§ 任务说明
请续写下面讲最长有效括号解法的原文，从末尾已给出的代码处往下接。

§ 原文摘录
====================
32. Longest Valid Parentheses 最长有效括号

Given a string containing just the characters ‘(’ and ‘)’, find the length of the longest valid (well-formed) parentheses substring.

For “(()”, the longest valid parentheses substring is “()”, which has length = 2.

Another example is “)()())”, where the longest valid parentheses substring is “()()”, which has length = 4.

Difficulty: Hard

这道题比20. Valid Parentheses 验证括号难一些.

解法1

还是利用栈来求解,并定义start记录合法括号串的起始位置.遍历字符串,如果遇到左括号,则将当前下标压栈,如果遇到右括号,如果当前栈为空,则将下一个位置的下标记为start,如果栈不为空,则将栈顶元素取出.此时如果站为空,则更新结果和i-start+1的最大值,否则更新结果为i-栈顶元素的最大值.

class Solution {
public:
    int longestValidParentheses(string s) {
        int res = 0,start = 0;
        stack<int> m;
        for (int i=0;i<s.size();i++)
        {
            if (s[i]=='(')
                m.push(i);
            else if (s[i]==')')
====================
§ 所给材料
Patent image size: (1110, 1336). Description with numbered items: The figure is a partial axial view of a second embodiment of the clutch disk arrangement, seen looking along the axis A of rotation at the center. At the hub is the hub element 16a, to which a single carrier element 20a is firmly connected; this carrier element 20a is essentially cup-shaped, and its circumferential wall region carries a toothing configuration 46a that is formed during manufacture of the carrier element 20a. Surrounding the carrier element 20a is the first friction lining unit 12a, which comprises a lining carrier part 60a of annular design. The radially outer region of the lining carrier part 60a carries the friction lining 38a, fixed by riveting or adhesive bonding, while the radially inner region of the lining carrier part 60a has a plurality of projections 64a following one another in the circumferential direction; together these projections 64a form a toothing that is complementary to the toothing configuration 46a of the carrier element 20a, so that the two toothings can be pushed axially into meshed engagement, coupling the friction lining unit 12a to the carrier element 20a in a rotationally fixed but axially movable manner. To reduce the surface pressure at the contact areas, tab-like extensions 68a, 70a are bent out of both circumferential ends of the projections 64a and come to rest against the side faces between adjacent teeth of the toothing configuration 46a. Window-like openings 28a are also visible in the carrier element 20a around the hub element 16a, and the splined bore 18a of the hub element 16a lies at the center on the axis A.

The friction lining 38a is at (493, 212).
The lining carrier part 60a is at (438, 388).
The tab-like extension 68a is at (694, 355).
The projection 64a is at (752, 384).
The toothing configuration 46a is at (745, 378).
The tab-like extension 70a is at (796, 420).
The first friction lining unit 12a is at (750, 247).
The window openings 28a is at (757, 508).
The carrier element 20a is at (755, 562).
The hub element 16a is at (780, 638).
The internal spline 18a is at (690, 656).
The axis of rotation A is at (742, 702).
====================
§ 书面作答
            {
                if (m.empty()) start=i+1;
                else
                {
                    m.pop();
                    res = m.empty()?max(res,i-start+1):max(res,i-m.top());
                }
            }
        }
        return res;
    }
};

解法2

利用DP来求解.构建一个longest[]来存储在i出的最常合法括号串.

DP的思路如下:

if s[i]=='(',longest[i]=0,因为'('不可能为合法括号串
else if s[i]==')'
	if  s[i-1]=='(', longest[i] = longest[i-2]+2
	else if s[i-1]==')' && a[i-longest[i-1]-1]=='(', longest[i] = longest[i-1]+2+longest[i-longest[i-1]-2] 
	//比如输入"()(())",longest array [0,2,0,0,2,0],longest[5] = longest[4] + 2 + longest[1] = 6;
class Solution {
public:
    int longestValidParentheses(string s) {
        if (s.length()<=1) return 0;
        int curMax = 0;
        vector<int> longest(s.size(),0);
        for (int i=1;i<s.length();i++)
        {
            if (s[i]==')')
            {
                if (s[i-1]=='(')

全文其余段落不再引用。